(Data listing)
+===+
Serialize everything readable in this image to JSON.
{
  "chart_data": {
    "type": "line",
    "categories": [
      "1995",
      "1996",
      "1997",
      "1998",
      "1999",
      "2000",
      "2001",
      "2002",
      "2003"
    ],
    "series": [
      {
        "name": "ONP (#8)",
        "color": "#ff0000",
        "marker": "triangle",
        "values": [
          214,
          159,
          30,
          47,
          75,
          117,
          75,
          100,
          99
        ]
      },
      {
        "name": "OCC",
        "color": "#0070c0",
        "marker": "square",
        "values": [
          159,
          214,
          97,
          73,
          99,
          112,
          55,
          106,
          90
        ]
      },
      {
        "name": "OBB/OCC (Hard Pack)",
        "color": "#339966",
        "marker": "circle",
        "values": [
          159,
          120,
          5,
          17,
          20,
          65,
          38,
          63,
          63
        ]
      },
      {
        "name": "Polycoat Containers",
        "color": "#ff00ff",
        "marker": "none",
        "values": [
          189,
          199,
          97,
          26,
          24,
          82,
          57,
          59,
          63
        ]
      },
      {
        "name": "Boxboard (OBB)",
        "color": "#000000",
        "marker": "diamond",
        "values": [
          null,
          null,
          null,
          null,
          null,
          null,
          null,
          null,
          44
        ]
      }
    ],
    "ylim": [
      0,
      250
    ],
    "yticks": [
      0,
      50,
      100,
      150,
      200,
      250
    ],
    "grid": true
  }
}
+===+
**Problem details**: Using the material above, copy every line in which the string "color" occurs.

**Reply to the exercise**:
        "color": "#ff0000",
        "color": "#0070c0",
        "color": "#339966",
        "color": "#ff00ff",
        "color": "#000000",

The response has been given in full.